─── Given records
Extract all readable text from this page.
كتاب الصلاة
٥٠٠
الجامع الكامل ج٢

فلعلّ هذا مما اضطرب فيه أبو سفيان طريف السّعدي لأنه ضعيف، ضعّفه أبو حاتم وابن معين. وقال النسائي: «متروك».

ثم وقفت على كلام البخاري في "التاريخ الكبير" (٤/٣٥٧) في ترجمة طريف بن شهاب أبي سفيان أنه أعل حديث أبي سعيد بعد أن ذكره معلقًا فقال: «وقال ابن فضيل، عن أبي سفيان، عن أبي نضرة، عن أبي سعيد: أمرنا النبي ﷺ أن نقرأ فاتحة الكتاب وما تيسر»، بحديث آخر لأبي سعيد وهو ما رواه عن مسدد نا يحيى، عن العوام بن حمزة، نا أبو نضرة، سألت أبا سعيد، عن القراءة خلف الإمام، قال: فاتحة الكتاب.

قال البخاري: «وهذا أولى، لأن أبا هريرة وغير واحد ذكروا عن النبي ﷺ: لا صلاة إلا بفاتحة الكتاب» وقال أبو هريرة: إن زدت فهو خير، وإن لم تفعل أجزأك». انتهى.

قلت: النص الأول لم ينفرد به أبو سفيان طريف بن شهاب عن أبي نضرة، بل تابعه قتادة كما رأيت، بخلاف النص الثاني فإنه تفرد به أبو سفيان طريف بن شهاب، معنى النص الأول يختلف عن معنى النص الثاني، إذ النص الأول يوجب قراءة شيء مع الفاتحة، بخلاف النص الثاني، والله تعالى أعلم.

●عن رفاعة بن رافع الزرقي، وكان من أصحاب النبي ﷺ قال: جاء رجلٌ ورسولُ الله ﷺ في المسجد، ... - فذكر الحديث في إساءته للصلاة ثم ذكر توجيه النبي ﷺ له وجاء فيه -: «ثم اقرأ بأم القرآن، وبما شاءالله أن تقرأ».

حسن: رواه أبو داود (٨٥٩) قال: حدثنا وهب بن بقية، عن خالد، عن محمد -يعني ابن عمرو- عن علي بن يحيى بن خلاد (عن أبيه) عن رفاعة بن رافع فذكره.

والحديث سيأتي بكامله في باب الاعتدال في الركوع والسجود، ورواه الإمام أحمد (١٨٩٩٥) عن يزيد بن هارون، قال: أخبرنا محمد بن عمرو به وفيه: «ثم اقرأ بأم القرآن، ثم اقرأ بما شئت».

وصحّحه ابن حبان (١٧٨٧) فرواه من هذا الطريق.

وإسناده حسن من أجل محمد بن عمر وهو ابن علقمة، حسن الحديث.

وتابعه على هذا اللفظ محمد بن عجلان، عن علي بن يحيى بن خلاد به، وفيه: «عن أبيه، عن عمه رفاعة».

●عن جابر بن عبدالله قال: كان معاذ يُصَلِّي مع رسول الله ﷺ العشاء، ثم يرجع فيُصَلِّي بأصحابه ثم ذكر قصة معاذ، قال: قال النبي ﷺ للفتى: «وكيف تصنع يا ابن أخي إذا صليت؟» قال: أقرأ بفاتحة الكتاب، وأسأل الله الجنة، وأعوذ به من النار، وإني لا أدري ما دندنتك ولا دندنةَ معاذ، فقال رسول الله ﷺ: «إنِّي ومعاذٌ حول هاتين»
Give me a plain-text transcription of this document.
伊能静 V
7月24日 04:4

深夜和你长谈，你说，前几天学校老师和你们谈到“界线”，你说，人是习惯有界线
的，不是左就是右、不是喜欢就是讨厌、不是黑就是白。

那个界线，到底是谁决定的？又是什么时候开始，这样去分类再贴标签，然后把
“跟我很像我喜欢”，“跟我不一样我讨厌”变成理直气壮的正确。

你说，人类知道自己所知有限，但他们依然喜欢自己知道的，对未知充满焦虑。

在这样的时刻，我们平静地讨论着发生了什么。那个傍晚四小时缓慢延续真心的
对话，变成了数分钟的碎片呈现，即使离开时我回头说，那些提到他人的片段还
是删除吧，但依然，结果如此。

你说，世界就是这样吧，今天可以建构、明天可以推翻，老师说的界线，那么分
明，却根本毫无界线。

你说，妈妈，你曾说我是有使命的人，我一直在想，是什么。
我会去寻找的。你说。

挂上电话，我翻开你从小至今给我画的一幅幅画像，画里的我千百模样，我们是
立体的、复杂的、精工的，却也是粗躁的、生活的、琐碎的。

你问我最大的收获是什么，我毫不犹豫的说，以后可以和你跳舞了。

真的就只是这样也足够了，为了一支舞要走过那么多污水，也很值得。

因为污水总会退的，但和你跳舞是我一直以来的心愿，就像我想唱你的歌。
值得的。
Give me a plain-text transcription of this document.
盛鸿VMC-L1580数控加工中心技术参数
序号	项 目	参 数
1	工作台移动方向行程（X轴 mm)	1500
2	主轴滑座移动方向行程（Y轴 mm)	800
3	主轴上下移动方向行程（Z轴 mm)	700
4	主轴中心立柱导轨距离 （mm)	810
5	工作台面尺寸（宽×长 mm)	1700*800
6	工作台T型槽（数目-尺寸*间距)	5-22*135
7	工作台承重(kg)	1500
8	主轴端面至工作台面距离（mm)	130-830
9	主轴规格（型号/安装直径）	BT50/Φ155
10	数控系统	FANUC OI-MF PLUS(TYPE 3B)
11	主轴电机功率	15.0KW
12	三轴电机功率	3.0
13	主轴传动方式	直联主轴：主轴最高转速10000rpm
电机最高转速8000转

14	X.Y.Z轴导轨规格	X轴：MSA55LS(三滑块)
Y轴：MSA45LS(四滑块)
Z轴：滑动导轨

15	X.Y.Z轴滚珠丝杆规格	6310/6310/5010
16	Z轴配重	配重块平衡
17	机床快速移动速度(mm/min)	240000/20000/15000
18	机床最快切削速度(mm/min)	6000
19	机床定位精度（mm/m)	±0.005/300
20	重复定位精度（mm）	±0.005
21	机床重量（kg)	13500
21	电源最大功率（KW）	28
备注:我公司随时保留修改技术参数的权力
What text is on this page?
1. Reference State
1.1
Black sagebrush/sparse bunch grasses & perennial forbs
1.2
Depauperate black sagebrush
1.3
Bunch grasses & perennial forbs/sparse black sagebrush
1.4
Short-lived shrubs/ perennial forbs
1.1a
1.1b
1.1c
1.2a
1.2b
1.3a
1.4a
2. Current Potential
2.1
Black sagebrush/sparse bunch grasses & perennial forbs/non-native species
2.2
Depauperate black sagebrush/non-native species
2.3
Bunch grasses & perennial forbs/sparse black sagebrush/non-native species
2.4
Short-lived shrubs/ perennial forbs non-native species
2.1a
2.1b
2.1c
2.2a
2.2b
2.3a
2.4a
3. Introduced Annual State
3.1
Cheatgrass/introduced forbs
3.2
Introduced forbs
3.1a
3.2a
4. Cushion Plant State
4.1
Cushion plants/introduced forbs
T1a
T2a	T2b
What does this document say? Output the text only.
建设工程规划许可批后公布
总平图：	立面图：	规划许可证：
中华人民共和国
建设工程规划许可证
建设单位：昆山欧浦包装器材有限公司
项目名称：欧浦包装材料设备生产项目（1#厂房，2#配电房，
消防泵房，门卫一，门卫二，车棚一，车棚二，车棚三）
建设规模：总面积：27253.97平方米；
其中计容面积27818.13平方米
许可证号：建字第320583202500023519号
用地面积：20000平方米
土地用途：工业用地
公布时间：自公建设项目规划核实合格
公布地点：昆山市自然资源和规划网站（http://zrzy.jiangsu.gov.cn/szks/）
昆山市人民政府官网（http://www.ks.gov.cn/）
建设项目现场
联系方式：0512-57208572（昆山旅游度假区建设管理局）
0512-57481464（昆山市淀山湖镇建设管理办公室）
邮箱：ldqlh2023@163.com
──────
# Exercise directions:
Take the line holding "What does this" and all lines after it through the end of the data, and set them down exactly.

# Complete answer:
What does this document say? Output the text only.
建设工程规划许可批后公布
总平图：	立面图：	规划许可证：
中华人民共和国
建设工程规划许可证
建设单位：昆山欧浦包装器材有限公司
项目名称：欧浦包装材料设备生产项目（1#厂房，2#配电房，
消防泵房，门卫一，门卫二，车棚一，车棚二，车棚三）
建设规模：总面积：27253.97平方米；
其中计容面积27818.13平方米
许可证号：建字第320583202500023519号
用地面积：20000平方米
土地用途：工业用地
公布时间：自公建设项目规划核实合格
公布地点：昆山市自然资源和规划网站（http://zrzy.jiangsu.gov.cn/szks/）
昆山市人民政府官网（http://www.ks.gov.cn/）
建设项目现场
联系方式：0512-57208572（昆山旅游度假区建设管理局）
0512-57481464（昆山市淀山湖镇建设管理办公室）
邮箱：ldqlh2023@163.com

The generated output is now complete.